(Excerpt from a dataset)
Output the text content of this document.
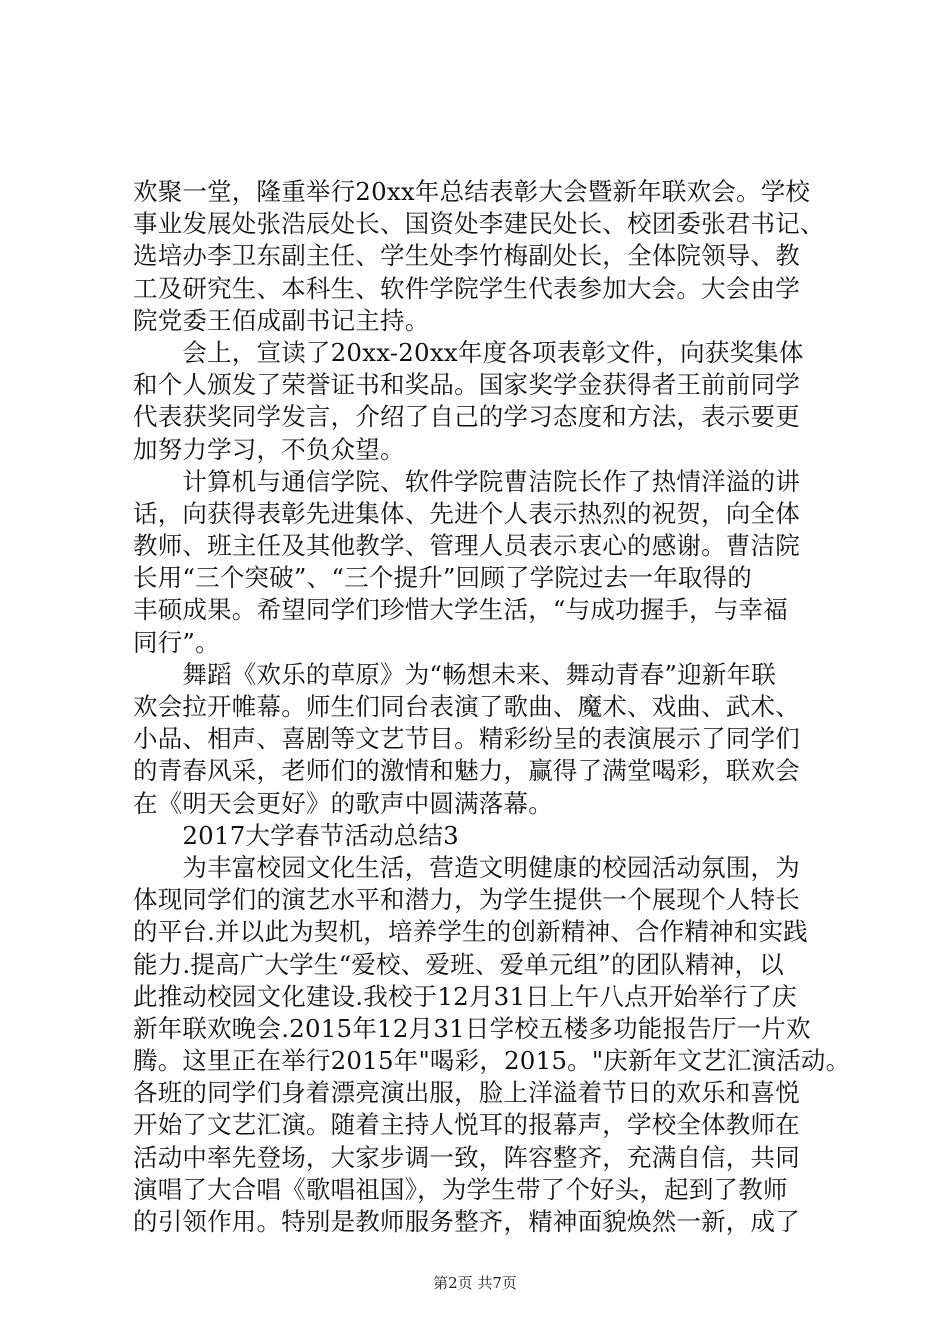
欢聚一堂，隆重举行20xx年总结表彰大会暨新年联欢会。学校
事业发展处张浩辰处长、国资处李建民处长、校团委张君书记、
选培办李卫东副主任、学生处李竹梅副处长，全体院领导、教
工及研究生、本科生、软件学院学生代表参加大会。大会由学
院党委王佰成副书记主持。
　　会上，宣读了20xx-20xx年度各项表彰文件，向获奖集体
和个人颁发了荣誉证书和奖品。国家奖学金获得者王前前同学
代表获奖同学发言，介绍了自己的学习态度和方法，表示要更
加努力学习，不负众望。
　　计算机与通信学院、软件学院曹洁院长作了热情洋溢的讲
话，向获得表彰先进集体、先进个人表示热烈的祝贺，向全体
教师、班主任及其他教学、管理人员表示衷心的感谢。曹洁院
长用“三个突破”、“三个提升”回顾了学院过去一年取得的
丰硕成果。希望同学们珍惜大学生活，“与成功握手，与幸福
同行”。
　　舞蹈《欢乐的草原》为“畅想未来、舞动青春”迎新年联
欢会拉开帷幕。师生们同台表演了歌曲、魔术、戏曲、武术、
小品、相声、喜剧等文艺节目。精彩纷呈的表演展示了同学们
的青春风采，老师们的激情和魅力，赢得了满堂喝彩，联欢会
在《明天会更好》的歌声中圆满落幕。
　　2017大学春节活动总结3
　　为丰富校园文化生活，营造文明健康的校园活动氛围，为
体现同学们的演艺水平和潜力，为学生提供一个展现个人特长
的平台.并以此为契机，培养学生的创新精神、合作精神和实践
能力.提高广大学生“爱校、爱班、爱单元组”的团队精神，以
此推动校园文化建设.我校于12月31日上午八点开始举行了庆
新年联欢晚会.2015年12月31日学校五楼多功能报告厅一片欢
腾。这里正在举行2015年"喝彩，2015。"庆新年文艺汇演活动。
各班的同学们身着漂亮演出服，脸上洋溢着节日的欢乐和喜悦
开始了文艺汇演。随着主持人悦耳的报幕声，学校全体教师在
活动中率先登场，大家步调一致，阵容整齐，充满自信，共同
演唱了大合唱《歌唱祖国》，为学生带了个好头，起到了教师
的引领作用。特别是教师服务整齐，精神面貌焕然一新，成了
第2页 共7页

Brief.
Transcribe every entry word for word, but skip the pictures.

Response to this task.
Output the text content of this document.
欢聚一堂，隆重举行20xx年总结表彰大会暨新年联欢会。学校
事业发展处张浩辰处长、国资处李建民处长、校团委张君书记、
选培办李卫东副主任、学生处李竹梅副处长，全体院领导、教
工及研究生、本科生、软件学院学生代表参加大会。大会由学
院党委王佰成副书记主持。
　　会上，宣读了20xx-20xx年度各项表彰文件，向获奖集体
和个人颁发了荣誉证书和奖品。国家奖学金获得者王前前同学
代表获奖同学发言，介绍了自己的学习态度和方法，表示要更
加努力学习，不负众望。
　　计算机与通信学院、软件学院曹洁院长作了热情洋溢的讲
话，向获得表彰先进集体、先进个人表示热烈的祝贺，向全体
教师、班主任及其他教学、管理人员表示衷心的感谢。曹洁院
长用“三个突破”、“三个提升”回顾了学院过去一年取得的
丰硕成果。希望同学们珍惜大学生活，“与成功握手，与幸福
同行”。
　　舞蹈《欢乐的草原》为“畅想未来、舞动青春”迎新年联
欢会拉开帷幕。师生们同台表演了歌曲、魔术、戏曲、武术、
小品、相声、喜剧等文艺节目。精彩纷呈的表演展示了同学们
的青春风采，老师们的激情和魅力，赢得了满堂喝彩，联欢会
在《明天会更好》的歌声中圆满落幕。
　　2017大学春节活动总结3
　　为丰富校园文化生活，营造文明健康的校园活动氛围，为
体现同学们的演艺水平和潜力，为学生提供一个展现个人特长
的平台.并以此为契机，培养学生的创新精神、合作精神和实践
能力.提高广大学生“爱校、爱班、爱单元组”的团队精神，以
此推动校园文化建设.我校于12月31日上午八点开始举行了庆
新年联欢晚会.2015年12月31日学校五楼多功能报告厅一片欢
腾。这里正在举行2015年"喝彩，2015。"庆新年文艺汇演活动。
各班的同学们身着漂亮演出服，脸上洋溢着节日的欢乐和喜悦
开始了文艺汇演。随着主持人悦耳的报幕声，学校全体教师在
活动中率先登场，大家步调一致，阵容整齐，充满自信，共同
演唱了大合唱《歌唱祖国》，为学生带了个好头，起到了教师
的引领作用。特别是教师服务整齐，精神面貌焕然一新，成了
第2页 共7页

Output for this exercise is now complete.